> _Records contained in a dataset_:
++++++++++

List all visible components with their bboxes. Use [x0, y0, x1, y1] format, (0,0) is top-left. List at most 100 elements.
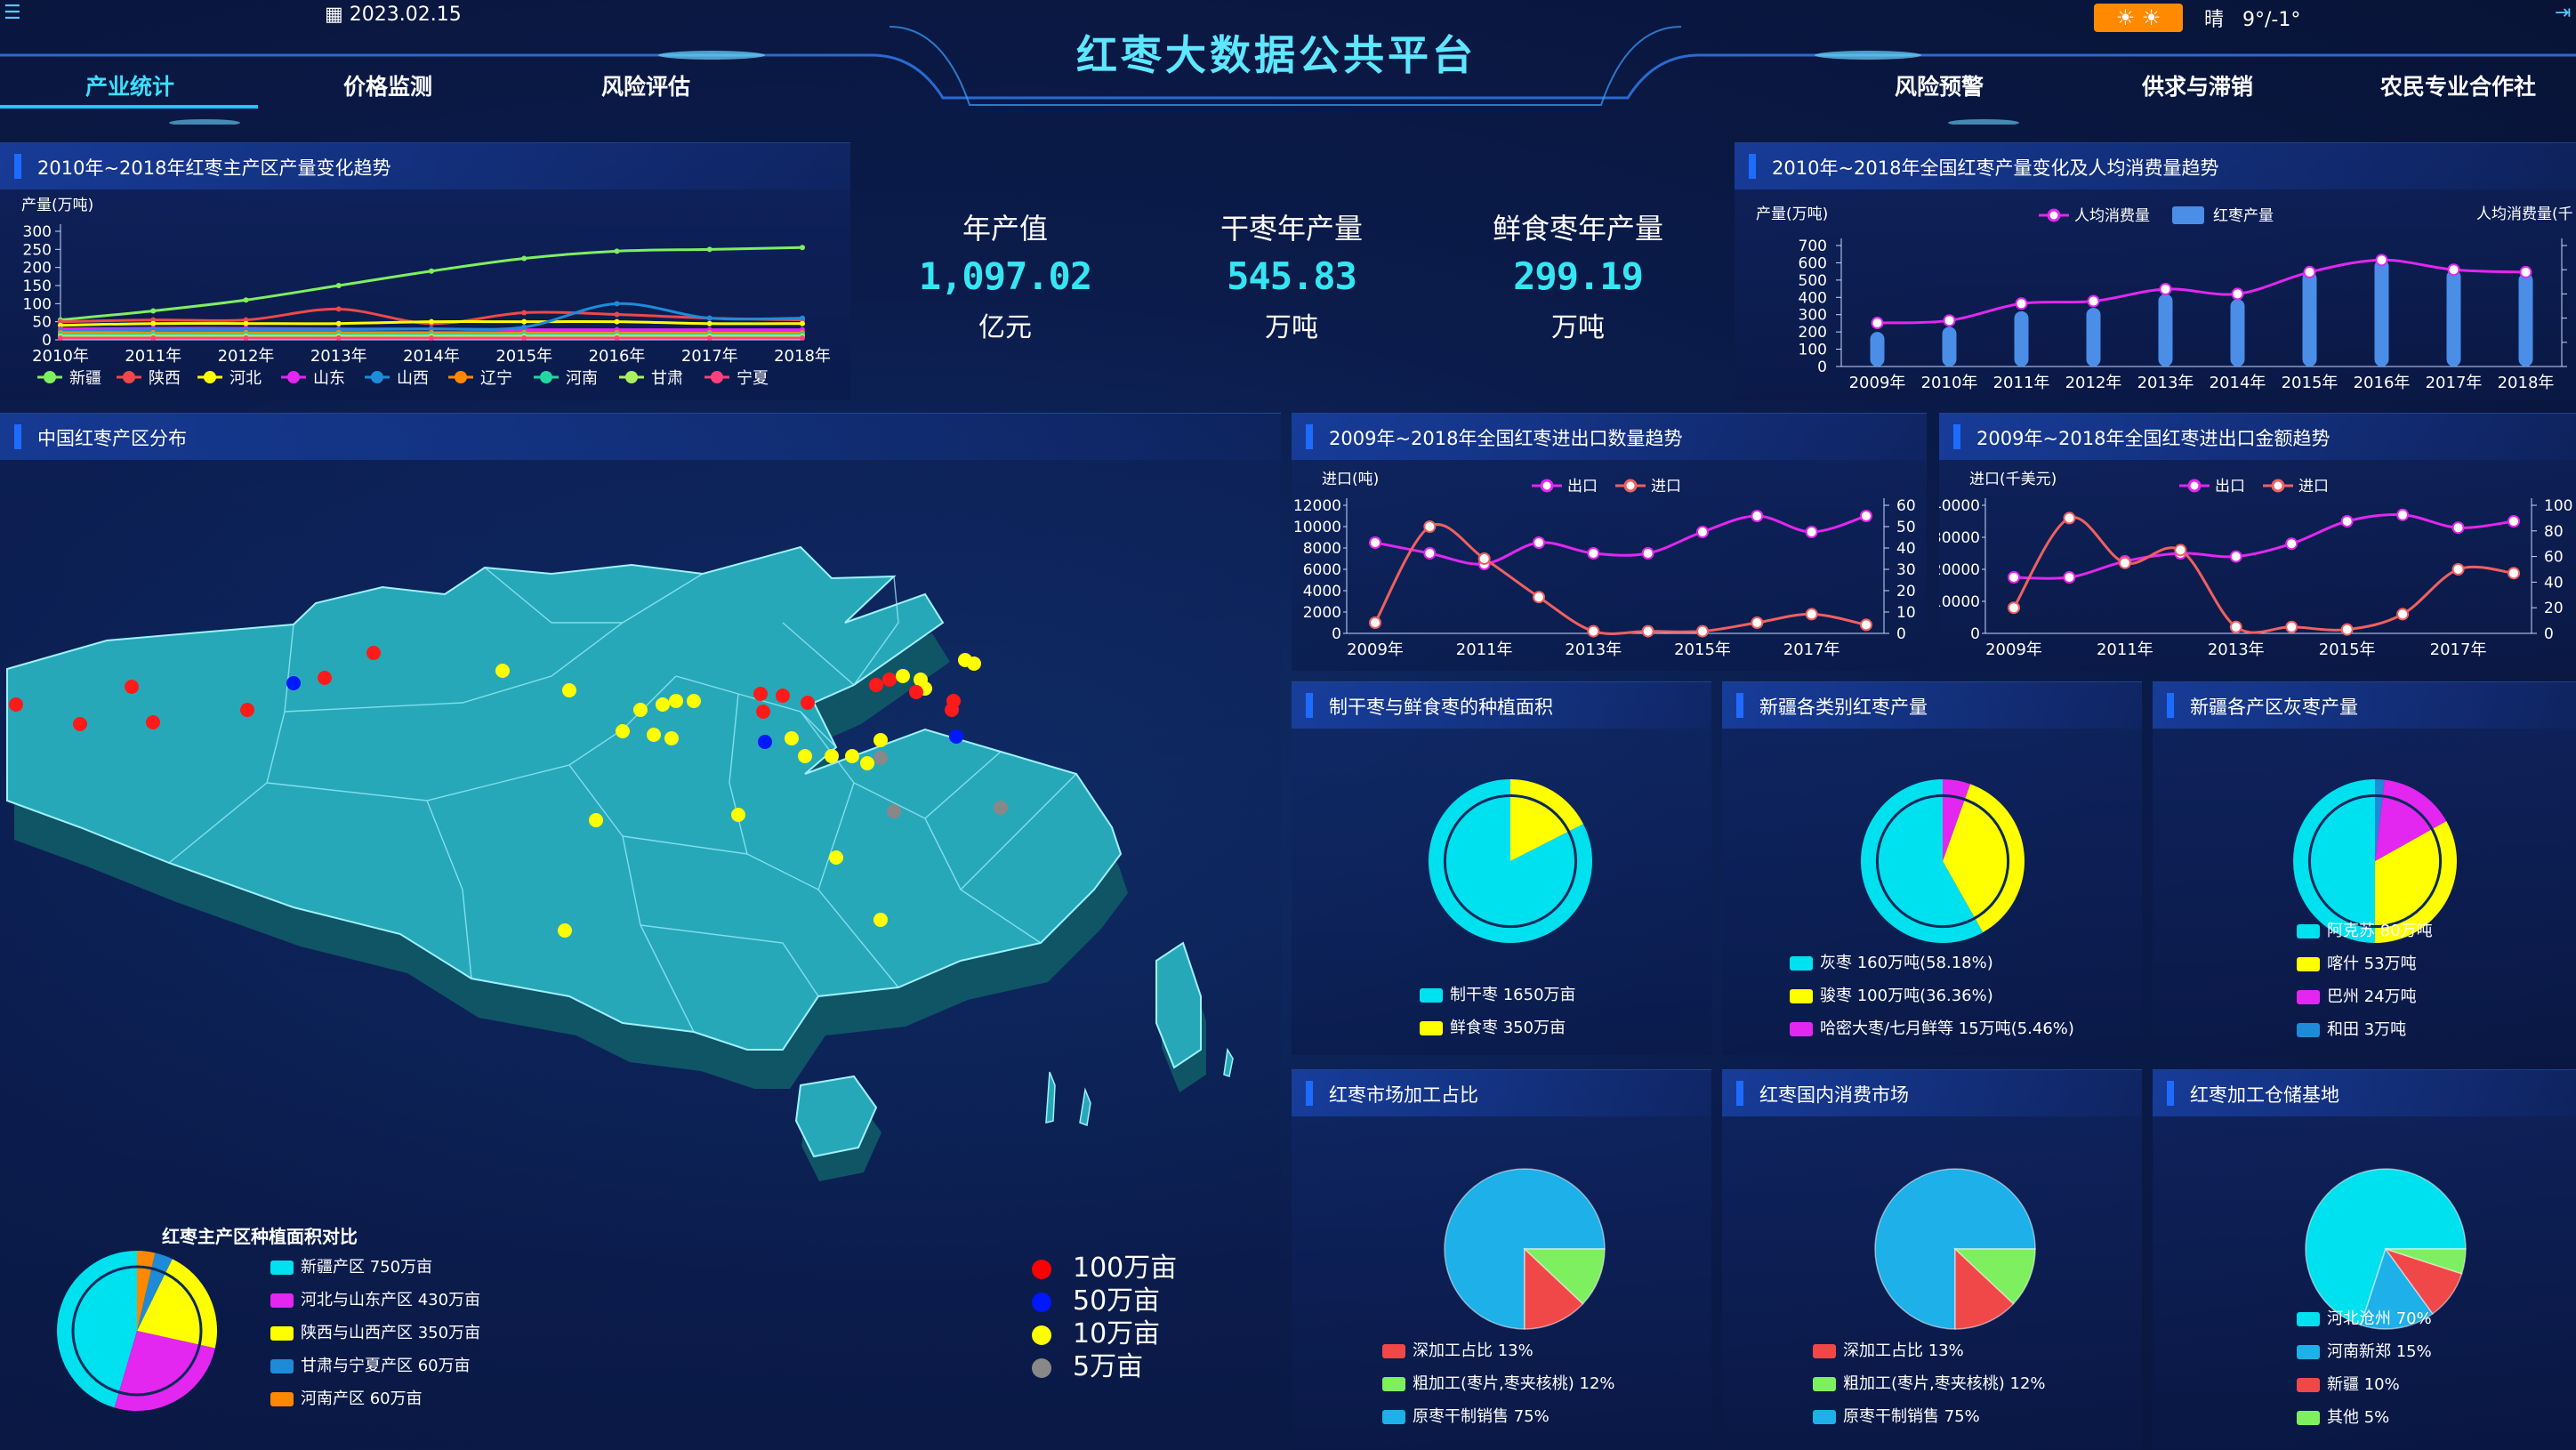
legend-marker: [1540, 479, 1554, 493]
legend-swatch: [1790, 1022, 1813, 1036]
pie-processing: [1444, 1168, 1606, 1330]
panel-title-bar: 2009年~2018年全国红枣进出口数量趋势: [1292, 414, 1927, 460]
legend-swatch: [1382, 1410, 1405, 1424]
legend-label: 新疆产区 750万亩: [301, 1258, 433, 1277]
pie-slice-河北与山东产区 430万亩: [114, 1331, 215, 1411]
y2-axis-label: 人均消费量(千: [2476, 205, 2573, 223]
x-tick-label: 2016年: [589, 347, 646, 366]
pie-legend: 深加工占比 13% 粗加工(枣片,枣夹核桃) 12% 原枣干制销售 75%: [1813, 1338, 2046, 1437]
pie-legend-item: 陕西与山西产区 350万亩: [270, 1320, 480, 1353]
x-tick-label: 2011年: [125, 347, 181, 366]
legend-label: 哈密大枣/七月鲜等 15万吨(5.46%): [1820, 1019, 2074, 1038]
data-point: [2375, 254, 2388, 267]
pie-legend-item: 粗加工(枣片,枣夹核桃) 12%: [1813, 1371, 2046, 1404]
menu-icon[interactable]: ☰: [4, 2, 21, 24]
data-point: [521, 310, 527, 316]
y2-tick-label: 20: [1896, 583, 1916, 600]
stat-label: 鲜食枣年产量: [1492, 212, 1663, 246]
pie-xinjiang-types: [1861, 779, 2025, 943]
series-line-出口: [2013, 513, 2515, 580]
panel-title-bar: 制干枣与鲜食枣的种植面积: [1292, 682, 1711, 729]
data-point: [1751, 616, 1764, 629]
legend-swatch: [1790, 989, 1813, 1003]
stat-label: 干枣年产量: [1220, 212, 1363, 246]
legend-swatch: [2297, 957, 2320, 971]
pie-legend-item: 骏枣 100万吨(36.36%): [1790, 983, 2074, 1016]
y-tick-label: 300: [23, 223, 52, 241]
y2-tick-label: 0: [1896, 625, 1906, 643]
x-tick-label: 2011年: [1993, 374, 2050, 392]
legend-swatch: [1813, 1377, 1836, 1391]
legend-swatch: [2297, 1023, 2320, 1037]
pie-inner-ring: [1443, 793, 1578, 929]
legend-swatch: [1382, 1344, 1405, 1358]
data-point: [335, 334, 342, 341]
legend-label: 进口: [2298, 478, 2329, 495]
pie-slice-阿克苏 80万吨: [2293, 779, 2375, 943]
data-point: [243, 334, 249, 341]
legend-label: 河南: [566, 369, 598, 388]
stat-fresh-output: 鲜食枣年产量 299.19 万吨: [1453, 206, 1703, 344]
y-tick-label: 10000: [1939, 593, 1980, 611]
panel-title-bar: 新疆各产区灰枣产量: [2153, 682, 2576, 729]
panel-title-bar: 2010年~2018年全国红枣产量变化及人均消费量趋势: [1735, 143, 2576, 189]
bar-2013年: [2158, 294, 2173, 367]
data-point: [2063, 571, 2076, 584]
nav-tab-price[interactable]: 价格监测: [343, 74, 433, 100]
nav-tab-risk-assess[interactable]: 风险评估: [601, 74, 691, 100]
legend-label: 陕西与山西产区 350万亩: [301, 1324, 481, 1342]
pie-legend-item: 和田 3万吨: [2297, 1017, 2433, 1050]
y2-tick-label: 50: [1896, 519, 1916, 536]
y2-tick-label: 40: [2544, 574, 2564, 592]
legend-swatch: [2297, 1345, 2320, 1359]
legend-swatch: [270, 1359, 294, 1373]
legend-swatch: [2172, 206, 2204, 224]
legend-label: 粗加工(枣片,枣夹核桃) 12%: [1843, 1374, 2046, 1393]
legend-marker: [625, 371, 638, 383]
x-tick-label: 2016年: [2354, 374, 2411, 392]
legend-label: 河北: [229, 369, 262, 388]
panel-title: 中国红枣产区分布: [37, 428, 187, 449]
data-point: [2303, 265, 2316, 278]
nav-tab-supply[interactable]: 供求与滞销: [2142, 74, 2254, 100]
x-tick-label: 2017年: [2430, 640, 2487, 659]
legend-label: 原枣干制销售 75%: [1413, 1407, 1550, 1426]
exit-icon[interactable]: ⇥: [2555, 2, 2572, 24]
pie-inner-ring: [2307, 793, 2443, 929]
nav-tab-industry[interactable]: 产业统计: [85, 74, 175, 100]
x-tick-label: 2015年: [1674, 640, 1731, 659]
legend-label: 出口: [2215, 478, 2245, 495]
data-point: [1369, 616, 1381, 629]
pie-legend-item: 粗加工(枣片,枣夹核桃) 12%: [1382, 1371, 1615, 1404]
panel-title: 2010年~2018年红枣主产区产量变化趋势: [37, 157, 391, 179]
sun-icon: ☀ ☀: [2094, 4, 2183, 32]
legend-label: 辽宁: [480, 369, 512, 388]
panel-import-export-qty: 2009年~2018年全国红枣进出口数量趋势: [1292, 413, 1927, 671]
y-tick-label: 0: [1332, 625, 1341, 643]
data-point: [521, 334, 527, 341]
legend-label: 其他 5%: [2327, 1408, 2390, 1427]
legend-label: 甘肃: [651, 369, 683, 388]
china-map[interactable]: [0, 463, 1281, 1192]
panel-title: 2010年~2018年全国红枣产量变化及人均消费量趋势: [1772, 157, 2219, 179]
map-markers: [9, 646, 1008, 938]
pie-legend-item: 阿克苏 80万吨: [2297, 918, 2433, 951]
stat-value: 1,097.02: [918, 254, 1092, 298]
map-legend: 100万亩 50万亩 10万亩 5万亩: [1032, 1245, 1177, 1382]
panel-title-bar: 红枣国内消费市场: [1722, 1070, 2142, 1116]
data-point: [2229, 550, 2242, 563]
y2-tick-label: 0: [2544, 625, 2554, 643]
x-tick-label: 2015年: [495, 347, 552, 366]
data-point: [1423, 520, 1437, 533]
stat-output-value: 年产值 1,097.02 亿元: [881, 206, 1130, 344]
y-tick-label: 700: [1799, 238, 1827, 255]
pie-slice-骏枣 100万吨(36.36%): [1943, 784, 2025, 933]
data-point: [2008, 601, 2020, 615]
data-point: [614, 318, 620, 325]
nav-tab-coop[interactable]: 农民专业合作社: [2380, 74, 2537, 100]
legend-marker: [287, 371, 300, 383]
x-tick-label: 2009年: [1347, 640, 1404, 659]
nav-tab-risk-warning[interactable]: 风险预警: [1895, 74, 1984, 100]
pie-legend: 新疆产区 750万亩 河北与山东产区 430万亩 陕西与山西产区 350万亩 甘肃与宁…: [270, 1254, 480, 1419]
data-point: [1477, 552, 1491, 565]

++++++++++

> _The request_: Identify every line in the records above that contains the string "interactable", treating case as significant. Copy each of those lines in full.

> _Reply to the exercise_:
menu-icon[interactable]: ☰: [4, 2, 21, 24]
nav-tab-price[interactable]: 价格监测: [343, 74, 433, 100]
nav-tab-risk-assess[interactable]: 风险评估: [601, 74, 691, 100]
nav-tab-supply[interactable]: 供求与滞销: [2142, 74, 2254, 100]
exit-icon[interactable]: ⇥: [2555, 2, 2572, 24]
nav-tab-industry[interactable]: 产业统计: [85, 74, 175, 100]
china-map[interactable]: [0, 463, 1281, 1192]
nav-tab-coop[interactable]: 农民专业合作社: [2380, 74, 2537, 100]
nav-tab-risk-warning[interactable]: 风险预警: [1895, 74, 1984, 100]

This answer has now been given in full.